>> BEGIN

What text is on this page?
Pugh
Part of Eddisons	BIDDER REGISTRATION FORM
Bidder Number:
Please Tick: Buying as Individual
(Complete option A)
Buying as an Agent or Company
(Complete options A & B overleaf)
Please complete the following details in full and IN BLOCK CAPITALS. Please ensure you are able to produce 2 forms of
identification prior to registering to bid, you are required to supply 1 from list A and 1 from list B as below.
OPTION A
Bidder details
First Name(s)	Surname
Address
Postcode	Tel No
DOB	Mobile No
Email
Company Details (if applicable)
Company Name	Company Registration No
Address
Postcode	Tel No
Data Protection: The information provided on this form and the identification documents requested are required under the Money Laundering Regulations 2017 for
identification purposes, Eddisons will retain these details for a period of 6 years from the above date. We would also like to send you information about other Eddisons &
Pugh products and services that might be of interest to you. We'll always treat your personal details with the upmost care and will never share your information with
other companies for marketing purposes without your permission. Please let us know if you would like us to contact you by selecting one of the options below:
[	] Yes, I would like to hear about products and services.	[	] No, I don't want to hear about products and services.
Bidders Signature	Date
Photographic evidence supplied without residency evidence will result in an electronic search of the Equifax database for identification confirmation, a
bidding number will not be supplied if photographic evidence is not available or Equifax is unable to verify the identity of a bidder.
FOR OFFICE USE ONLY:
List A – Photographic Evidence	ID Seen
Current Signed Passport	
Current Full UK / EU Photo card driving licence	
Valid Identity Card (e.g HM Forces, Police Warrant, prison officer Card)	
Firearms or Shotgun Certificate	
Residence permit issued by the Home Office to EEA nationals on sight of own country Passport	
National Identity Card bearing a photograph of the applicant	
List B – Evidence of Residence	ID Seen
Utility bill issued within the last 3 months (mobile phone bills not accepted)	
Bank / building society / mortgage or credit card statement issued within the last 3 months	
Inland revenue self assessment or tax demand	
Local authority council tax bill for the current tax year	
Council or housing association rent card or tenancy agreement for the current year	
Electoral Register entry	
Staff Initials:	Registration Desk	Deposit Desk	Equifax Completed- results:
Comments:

>> END

### Task to carry out:
Select every line in the material above where the string "from" occurs, and copy it.

### Task output:
identification prior to registering to bid, you are required to supply 1 from list A and 1 from list B as below.
identification purposes, Eddisons will retain these details for a period of 6 years from the above date. We would also like to send you information about other Eddisons &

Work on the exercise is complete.